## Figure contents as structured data
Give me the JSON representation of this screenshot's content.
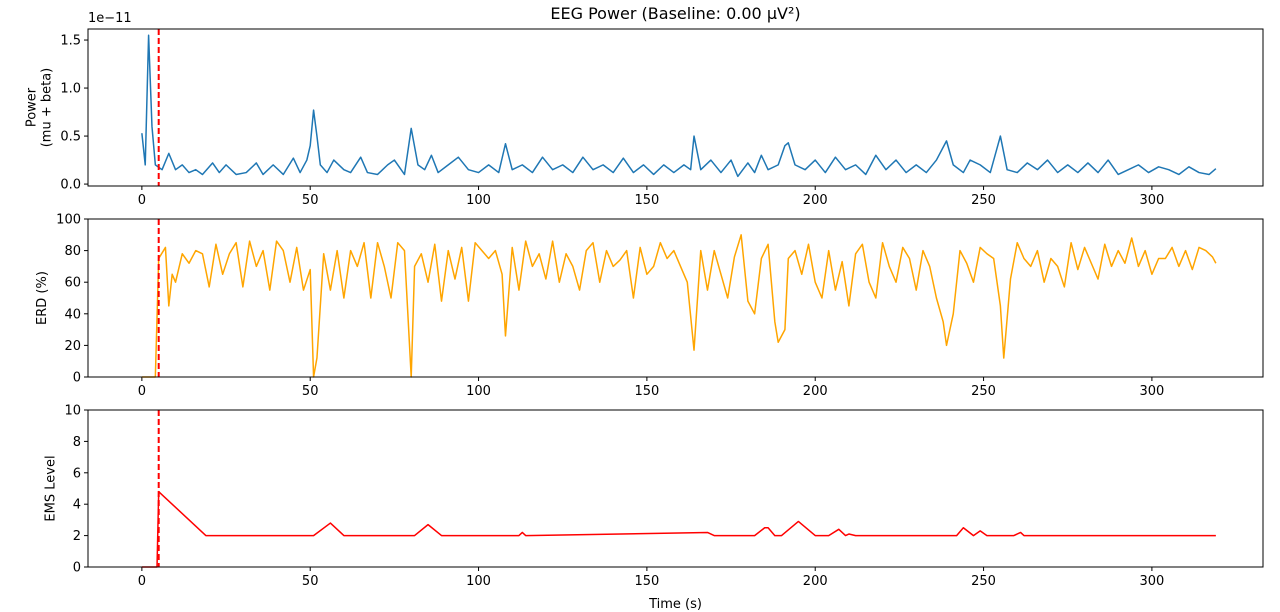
{
  "chart_data": [
    {
      "type": "line",
      "title": "EEG Power (Baseline: 0.00 µV²)",
      "ylabel": [
        "Power",
        "(mu + beta)"
      ],
      "offset_text": "1e−11",
      "x": [
        0,
        1,
        2,
        3,
        4,
        6,
        8,
        10,
        12,
        14,
        16,
        18,
        21,
        23,
        25,
        28,
        31,
        34,
        36,
        39,
        42,
        45,
        47,
        49,
        50,
        51,
        52,
        53,
        55,
        57,
        60,
        62,
        65,
        67,
        70,
        73,
        75,
        78,
        80,
        82,
        84,
        86,
        88,
        91,
        94,
        97,
        100,
        103,
        106,
        108,
        110,
        113,
        116,
        119,
        122,
        125,
        128,
        131,
        134,
        137,
        140,
        143,
        146,
        149,
        152,
        155,
        158,
        161,
        163,
        164,
        166,
        169,
        172,
        175,
        177,
        180,
        182,
        184,
        186,
        189,
        191,
        192,
        194,
        197,
        200,
        203,
        206,
        209,
        212,
        215,
        218,
        221,
        224,
        227,
        230,
        233,
        236,
        239,
        241,
        244,
        246,
        249,
        252,
        255,
        257,
        260,
        263,
        266,
        269,
        272,
        275,
        278,
        281,
        284,
        287,
        290,
        293,
        296,
        299,
        302,
        305,
        308,
        311,
        314,
        317,
        319
      ],
      "values": [
        0.53,
        0.2,
        1.55,
        0.6,
        0.2,
        0.15,
        0.32,
        0.15,
        0.2,
        0.12,
        0.15,
        0.1,
        0.22,
        0.12,
        0.2,
        0.1,
        0.12,
        0.22,
        0.1,
        0.2,
        0.1,
        0.27,
        0.12,
        0.25,
        0.4,
        0.77,
        0.5,
        0.2,
        0.12,
        0.25,
        0.15,
        0.12,
        0.28,
        0.12,
        0.1,
        0.2,
        0.25,
        0.1,
        0.58,
        0.2,
        0.15,
        0.3,
        0.12,
        0.2,
        0.28,
        0.15,
        0.12,
        0.2,
        0.12,
        0.42,
        0.15,
        0.2,
        0.12,
        0.28,
        0.15,
        0.2,
        0.12,
        0.28,
        0.15,
        0.2,
        0.12,
        0.27,
        0.12,
        0.2,
        0.1,
        0.2,
        0.12,
        0.2,
        0.15,
        0.5,
        0.15,
        0.25,
        0.12,
        0.25,
        0.08,
        0.22,
        0.12,
        0.3,
        0.15,
        0.2,
        0.4,
        0.43,
        0.2,
        0.15,
        0.25,
        0.12,
        0.28,
        0.15,
        0.2,
        0.1,
        0.3,
        0.15,
        0.25,
        0.12,
        0.2,
        0.12,
        0.25,
        0.45,
        0.2,
        0.12,
        0.25,
        0.2,
        0.12,
        0.5,
        0.15,
        0.12,
        0.22,
        0.15,
        0.25,
        0.12,
        0.2,
        0.12,
        0.22,
        0.12,
        0.25,
        0.1,
        0.15,
        0.2,
        0.12,
        0.18,
        0.15,
        0.1,
        0.18,
        0.12,
        0.1,
        0.16
      ],
      "color": "#1f77b4",
      "xlim": [
        -16,
        333
      ],
      "xticks": [
        0,
        50,
        100,
        150,
        200,
        250,
        300
      ],
      "ylim": [
        -0.02,
        1.615
      ],
      "yticks": [
        {
          "value": 0,
          "label": "0.0"
        },
        0.5,
        {
          "value": 1,
          "label": "1.0"
        },
        1.5
      ],
      "vline": {
        "x": 5,
        "color": "#ff0000"
      }
    },
    {
      "type": "line",
      "ylabel": [
        "ERD (%)"
      ],
      "x": [
        0,
        4,
        5,
        7,
        8,
        9,
        10,
        12,
        14,
        16,
        18,
        20,
        22,
        24,
        26,
        28,
        30,
        32,
        34,
        36,
        38,
        40,
        42,
        44,
        46,
        48,
        50,
        51,
        52,
        54,
        56,
        58,
        60,
        62,
        64,
        66,
        68,
        70,
        72,
        74,
        76,
        78,
        80,
        81,
        83,
        85,
        87,
        89,
        91,
        93,
        95,
        97,
        99,
        101,
        103,
        105,
        107,
        108,
        110,
        112,
        114,
        116,
        118,
        120,
        122,
        124,
        126,
        128,
        130,
        132,
        134,
        136,
        138,
        140,
        142,
        144,
        146,
        148,
        150,
        152,
        154,
        156,
        158,
        160,
        162,
        164,
        166,
        168,
        170,
        172,
        174,
        176,
        178,
        180,
        182,
        184,
        186,
        188,
        189,
        191,
        192,
        194,
        196,
        198,
        200,
        202,
        204,
        206,
        208,
        210,
        212,
        214,
        216,
        218,
        220,
        222,
        224,
        226,
        228,
        230,
        232,
        234,
        236,
        238,
        239,
        241,
        243,
        245,
        247,
        249,
        251,
        253,
        255,
        256,
        258,
        260,
        262,
        264,
        266,
        268,
        270,
        272,
        274,
        276,
        278,
        280,
        282,
        284,
        286,
        288,
        290,
        292,
        294,
        296,
        298,
        300,
        302,
        304,
        306,
        308,
        310,
        312,
        314,
        316,
        318,
        319
      ],
      "values": [
        0,
        0,
        75,
        82,
        45,
        65,
        60,
        78,
        72,
        80,
        78,
        57,
        84,
        65,
        78,
        85,
        57,
        86,
        70,
        80,
        55,
        86,
        80,
        60,
        82,
        55,
        68,
        0,
        12,
        78,
        55,
        80,
        50,
        80,
        70,
        85,
        50,
        85,
        70,
        50,
        85,
        80,
        0,
        70,
        78,
        60,
        84,
        48,
        80,
        62,
        82,
        48,
        85,
        80,
        75,
        80,
        65,
        26,
        82,
        55,
        86,
        70,
        78,
        62,
        86,
        60,
        78,
        70,
        55,
        80,
        85,
        60,
        80,
        70,
        74,
        80,
        50,
        82,
        65,
        70,
        85,
        75,
        80,
        70,
        60,
        17,
        80,
        55,
        80,
        65,
        50,
        76,
        90,
        48,
        40,
        75,
        84,
        35,
        22,
        30,
        75,
        80,
        65,
        84,
        60,
        50,
        80,
        55,
        73,
        45,
        78,
        84,
        60,
        50,
        85,
        70,
        60,
        82,
        75,
        55,
        80,
        70,
        50,
        35,
        20,
        40,
        80,
        72,
        60,
        82,
        78,
        75,
        45,
        12,
        62,
        85,
        75,
        70,
        80,
        60,
        75,
        70,
        57,
        85,
        68,
        82,
        72,
        62,
        84,
        70,
        80,
        72,
        88,
        70,
        80,
        65,
        75,
        75,
        82,
        70,
        80,
        68,
        82,
        80,
        76,
        72
      ],
      "color": "#ffa500",
      "xlim": [
        -16,
        333
      ],
      "xticks": [
        0,
        50,
        100,
        150,
        200,
        250,
        300
      ],
      "ylim": [
        0,
        100
      ],
      "yticks": [
        0,
        20,
        40,
        60,
        80,
        100
      ],
      "vline": {
        "x": 5,
        "color": "#ff0000"
      }
    },
    {
      "type": "line",
      "ylabel": [
        "EMS Level"
      ],
      "xlabel": "Time (s)",
      "x": [
        0,
        4.5,
        5,
        19,
        51,
        56,
        60,
        81,
        85,
        89,
        112,
        113,
        114,
        168,
        170,
        182,
        185,
        186,
        188,
        190,
        195,
        200,
        204,
        207,
        209,
        210,
        212,
        242,
        244,
        247,
        249,
        251,
        259,
        261,
        262,
        319
      ],
      "values": [
        0,
        0,
        4.8,
        2,
        2,
        2.8,
        2,
        2,
        2.7,
        2,
        2,
        2.2,
        2,
        2.2,
        2,
        2,
        2.5,
        2.5,
        2,
        2,
        2.9,
        2,
        2,
        2.4,
        2,
        2.1,
        2,
        2,
        2.5,
        2,
        2.3,
        2,
        2,
        2.2,
        2,
        2
      ],
      "color": "#ff0000",
      "xlim": [
        -16,
        333
      ],
      "xticks": [
        0,
        50,
        100,
        150,
        200,
        250,
        300
      ],
      "ylim": [
        0,
        10
      ],
      "yticks": [
        0,
        2,
        4,
        6,
        8,
        10
      ],
      "vline": {
        "x": 5,
        "color": "#ff0000"
      }
    }
  ]
}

## STATED TASK
Within the data above, pick out all lines holding the word "Power".

## THE RESULT
      "title": "EEG Power (Baseline: 0.00 µV²)",
        "Power",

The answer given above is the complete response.